*Extracted information*:
··········

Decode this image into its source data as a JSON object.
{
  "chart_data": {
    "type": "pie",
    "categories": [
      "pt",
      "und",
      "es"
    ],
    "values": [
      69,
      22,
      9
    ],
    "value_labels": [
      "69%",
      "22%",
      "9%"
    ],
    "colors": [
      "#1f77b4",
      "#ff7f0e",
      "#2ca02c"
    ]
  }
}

··········

*Work instructions*:
Repeat each record exactly, leaving nothing out.

*Solution*:
Decode this image into its source data as a JSON object.
{
  "chart_data": {
    "type": "pie",
    "categories": [
      "pt",
      "und",
      "es"
    ],
    "values": [
      69,
      22,
      9
    ],
    "value_labels": [
      "69%",
      "22%",
      "9%"
    ],
    "colors": [
      "#1f77b4",
      "#ff7f0e",
      "#2ca02c"
    ]
  }
}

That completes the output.